**TASK DETAILS:**
In the entries below, find every line holding the string "广东省检验检测机构营收总额在地区GDP中的占比情况" and collect it.

**RECORDS FOR THE EXERCISE:**
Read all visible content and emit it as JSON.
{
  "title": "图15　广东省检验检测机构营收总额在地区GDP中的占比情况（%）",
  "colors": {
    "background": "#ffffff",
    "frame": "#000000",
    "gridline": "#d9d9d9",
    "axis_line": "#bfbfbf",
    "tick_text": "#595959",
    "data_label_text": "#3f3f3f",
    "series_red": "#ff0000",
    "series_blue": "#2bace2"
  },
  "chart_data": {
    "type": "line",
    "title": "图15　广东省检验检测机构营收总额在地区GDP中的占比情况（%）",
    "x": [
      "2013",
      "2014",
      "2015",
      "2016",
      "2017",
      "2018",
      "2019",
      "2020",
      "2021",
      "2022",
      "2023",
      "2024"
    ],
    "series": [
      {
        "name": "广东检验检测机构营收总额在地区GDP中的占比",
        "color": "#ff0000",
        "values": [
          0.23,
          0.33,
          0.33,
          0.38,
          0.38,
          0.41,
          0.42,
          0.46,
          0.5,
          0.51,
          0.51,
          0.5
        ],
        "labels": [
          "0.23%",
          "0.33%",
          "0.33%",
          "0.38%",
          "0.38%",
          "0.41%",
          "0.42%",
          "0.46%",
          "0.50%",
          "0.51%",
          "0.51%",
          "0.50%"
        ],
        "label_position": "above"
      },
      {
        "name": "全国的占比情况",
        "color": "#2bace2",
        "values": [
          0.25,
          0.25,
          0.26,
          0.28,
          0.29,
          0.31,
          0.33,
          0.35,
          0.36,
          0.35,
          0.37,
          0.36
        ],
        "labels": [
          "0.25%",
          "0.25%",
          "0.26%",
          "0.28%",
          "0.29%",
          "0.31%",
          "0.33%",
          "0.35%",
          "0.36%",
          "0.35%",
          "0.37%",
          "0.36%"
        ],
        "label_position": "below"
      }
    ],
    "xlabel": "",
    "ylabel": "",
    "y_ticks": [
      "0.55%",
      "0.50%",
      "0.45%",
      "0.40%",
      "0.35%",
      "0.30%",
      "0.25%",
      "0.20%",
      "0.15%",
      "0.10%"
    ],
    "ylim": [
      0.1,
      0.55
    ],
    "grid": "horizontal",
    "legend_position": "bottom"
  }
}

**COMPLETE RESPONSE:**
  "title": "图15　广东省检验检测机构营收总额在地区GDP中的占比情况（%）",
    "title": "图15　广东省检验检测机构营收总额在地区GDP中的占比情况（%）",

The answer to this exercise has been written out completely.